● Task details: Copy every entry exactly.

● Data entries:
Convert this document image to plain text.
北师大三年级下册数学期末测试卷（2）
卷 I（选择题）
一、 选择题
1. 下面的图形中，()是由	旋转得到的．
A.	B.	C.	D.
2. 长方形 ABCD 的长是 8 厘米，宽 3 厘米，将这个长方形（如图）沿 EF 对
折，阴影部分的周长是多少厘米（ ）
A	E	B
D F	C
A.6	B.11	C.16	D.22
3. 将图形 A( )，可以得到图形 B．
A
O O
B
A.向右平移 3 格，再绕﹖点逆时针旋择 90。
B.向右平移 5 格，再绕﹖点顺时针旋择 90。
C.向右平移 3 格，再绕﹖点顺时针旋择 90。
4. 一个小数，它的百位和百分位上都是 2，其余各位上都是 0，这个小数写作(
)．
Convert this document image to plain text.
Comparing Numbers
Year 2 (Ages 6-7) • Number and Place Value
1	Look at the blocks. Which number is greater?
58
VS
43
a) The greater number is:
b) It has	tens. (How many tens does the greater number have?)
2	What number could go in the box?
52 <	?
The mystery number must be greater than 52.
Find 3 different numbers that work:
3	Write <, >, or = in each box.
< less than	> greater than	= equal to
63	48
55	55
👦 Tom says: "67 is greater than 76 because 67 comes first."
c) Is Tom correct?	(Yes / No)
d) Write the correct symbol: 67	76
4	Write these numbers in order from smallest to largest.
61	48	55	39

● Answer to this problem:
Convert this document image to plain text.
北师大三年级下册数学期末测试卷（2）
卷 I（选择题）
一、 选择题
1. 下面的图形中，()是由	旋转得到的．
A.	B.	C.	D.
2. 长方形 ABCD 的长是 8 厘米，宽 3 厘米，将这个长方形（如图）沿 EF 对
折，阴影部分的周长是多少厘米（ ）
A	E	B
D F	C
A.6	B.11	C.16	D.22
3. 将图形 A( )，可以得到图形 B．
A
O O
B
A.向右平移 3 格，再绕﹖点逆时针旋择 90。
B.向右平移 5 格，再绕﹖点顺时针旋择 90。
C.向右平移 3 格，再绕﹖点顺时针旋择 90。
4. 一个小数，它的百位和百分位上都是 2，其余各位上都是 0，这个小数写作(
)．
Convert this document image to plain text.
Comparing Numbers
Year 2 (Ages 6-7) • Number and Place Value
1	Look at the blocks. Which number is greater?
58
VS
43
a) The greater number is:
b) It has	tens. (How many tens does the greater number have?)
2	What number could go in the box?
52 <	?
The mystery number must be greater than 52.
Find 3 different numbers that work:
3	Write <, >, or = in each box.
< less than	> greater than	= equal to
63	48
55	55
👦 Tom says: "67 is greater than 76 because 67 comes first."
c) Is Tom correct?	(Yes / No)
d) Write the correct symbol: 67	76
4	Write these numbers in order from smallest to largest.
61	48	55	39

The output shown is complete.